_TASK TO CARRY OUT_. In the material below, substitute "text-row" for every "text-line" and reproduce everything else unchanged.

— start RECORDS FOR THIS EXERCISE —

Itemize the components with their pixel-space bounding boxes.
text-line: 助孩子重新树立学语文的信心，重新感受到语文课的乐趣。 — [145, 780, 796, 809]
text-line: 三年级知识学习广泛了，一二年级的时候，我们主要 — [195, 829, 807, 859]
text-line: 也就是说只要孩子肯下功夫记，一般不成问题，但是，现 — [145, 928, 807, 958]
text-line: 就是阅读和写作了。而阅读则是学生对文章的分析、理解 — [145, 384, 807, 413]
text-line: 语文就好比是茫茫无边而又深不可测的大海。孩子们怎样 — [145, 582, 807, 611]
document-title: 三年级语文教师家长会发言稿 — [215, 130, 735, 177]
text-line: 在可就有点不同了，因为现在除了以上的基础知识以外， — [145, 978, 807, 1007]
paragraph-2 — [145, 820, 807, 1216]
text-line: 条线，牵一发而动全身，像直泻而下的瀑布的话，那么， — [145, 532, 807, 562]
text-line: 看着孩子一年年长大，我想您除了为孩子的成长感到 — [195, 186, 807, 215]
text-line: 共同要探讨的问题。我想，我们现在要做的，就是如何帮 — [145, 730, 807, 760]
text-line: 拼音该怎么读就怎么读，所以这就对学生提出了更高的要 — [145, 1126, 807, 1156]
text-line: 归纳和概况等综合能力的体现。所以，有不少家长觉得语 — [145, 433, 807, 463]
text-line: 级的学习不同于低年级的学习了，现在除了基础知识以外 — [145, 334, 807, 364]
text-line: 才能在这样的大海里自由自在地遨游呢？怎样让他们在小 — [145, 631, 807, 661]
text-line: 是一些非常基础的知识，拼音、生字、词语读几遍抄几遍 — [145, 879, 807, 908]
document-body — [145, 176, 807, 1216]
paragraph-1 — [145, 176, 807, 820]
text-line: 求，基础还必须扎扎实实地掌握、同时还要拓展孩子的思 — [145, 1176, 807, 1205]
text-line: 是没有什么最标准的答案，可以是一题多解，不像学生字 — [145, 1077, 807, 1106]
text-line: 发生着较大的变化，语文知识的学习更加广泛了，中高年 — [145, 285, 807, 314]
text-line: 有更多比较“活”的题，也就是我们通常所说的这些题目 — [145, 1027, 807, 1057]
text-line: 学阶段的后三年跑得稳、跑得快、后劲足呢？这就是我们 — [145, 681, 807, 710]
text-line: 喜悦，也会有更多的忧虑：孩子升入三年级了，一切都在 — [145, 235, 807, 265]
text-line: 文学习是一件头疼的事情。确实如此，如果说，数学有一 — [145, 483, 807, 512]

— end RECORDS FOR THIS EXERCISE —

_TASK RESULT_.
Itemize the components with their pixel-space bounding boxes.
text-row: 助孩子重新树立学语文的信心，重新感受到语文课的乐趣。 — [145, 780, 796, 809]
text-row: 三年级知识学习广泛了，一二年级的时候，我们主要 — [195, 829, 807, 859]
text-row: 也就是说只要孩子肯下功夫记，一般不成问题，但是，现 — [145, 928, 807, 958]
text-row: 就是阅读和写作了。而阅读则是学生对文章的分析、理解 — [145, 384, 807, 413]
text-row: 语文就好比是茫茫无边而又深不可测的大海。孩子们怎样 — [145, 582, 807, 611]
document-title: 三年级语文教师家长会发言稿 — [215, 130, 735, 177]
text-row: 在可就有点不同了，因为现在除了以上的基础知识以外， — [145, 978, 807, 1007]
paragraph-2 — [145, 820, 807, 1216]
text-row: 条线，牵一发而动全身，像直泻而下的瀑布的话，那么， — [145, 532, 807, 562]
text-row: 看着孩子一年年长大，我想您除了为孩子的成长感到 — [195, 186, 807, 215]
text-row: 共同要探讨的问题。我想，我们现在要做的，就是如何帮 — [145, 730, 807, 760]
text-row: 拼音该怎么读就怎么读，所以这就对学生提出了更高的要 — [145, 1126, 807, 1156]
text-row: 归纳和概况等综合能力的体现。所以，有不少家长觉得语 — [145, 433, 807, 463]
text-row: 级的学习不同于低年级的学习了，现在除了基础知识以外 — [145, 334, 807, 364]
text-row: 才能在这样的大海里自由自在地遨游呢？怎样让他们在小 — [145, 631, 807, 661]
text-row: 是一些非常基础的知识，拼音、生字、词语读几遍抄几遍 — [145, 879, 807, 908]
document-body — [145, 176, 807, 1216]
paragraph-1 — [145, 176, 807, 820]
text-row: 求，基础还必须扎扎实实地掌握、同时还要拓展孩子的思 — [145, 1176, 807, 1205]
text-row: 是没有什么最标准的答案，可以是一题多解，不像学生字 — [145, 1077, 807, 1106]
text-row: 发生着较大的变化，语文知识的学习更加广泛了，中高年 — [145, 285, 807, 314]
text-row: 有更多比较“活”的题，也就是我们通常所说的这些题目 — [145, 1027, 807, 1057]
text-row: 学阶段的后三年跑得稳、跑得快、后劲足呢？这就是我们 — [145, 681, 807, 710]
text-row: 喜悦，也会有更多的忧虑：孩子升入三年级了，一切都在 — [145, 235, 807, 265]
text-row: 文学习是一件头疼的事情。确实如此，如果说，数学有一 — [145, 483, 807, 512]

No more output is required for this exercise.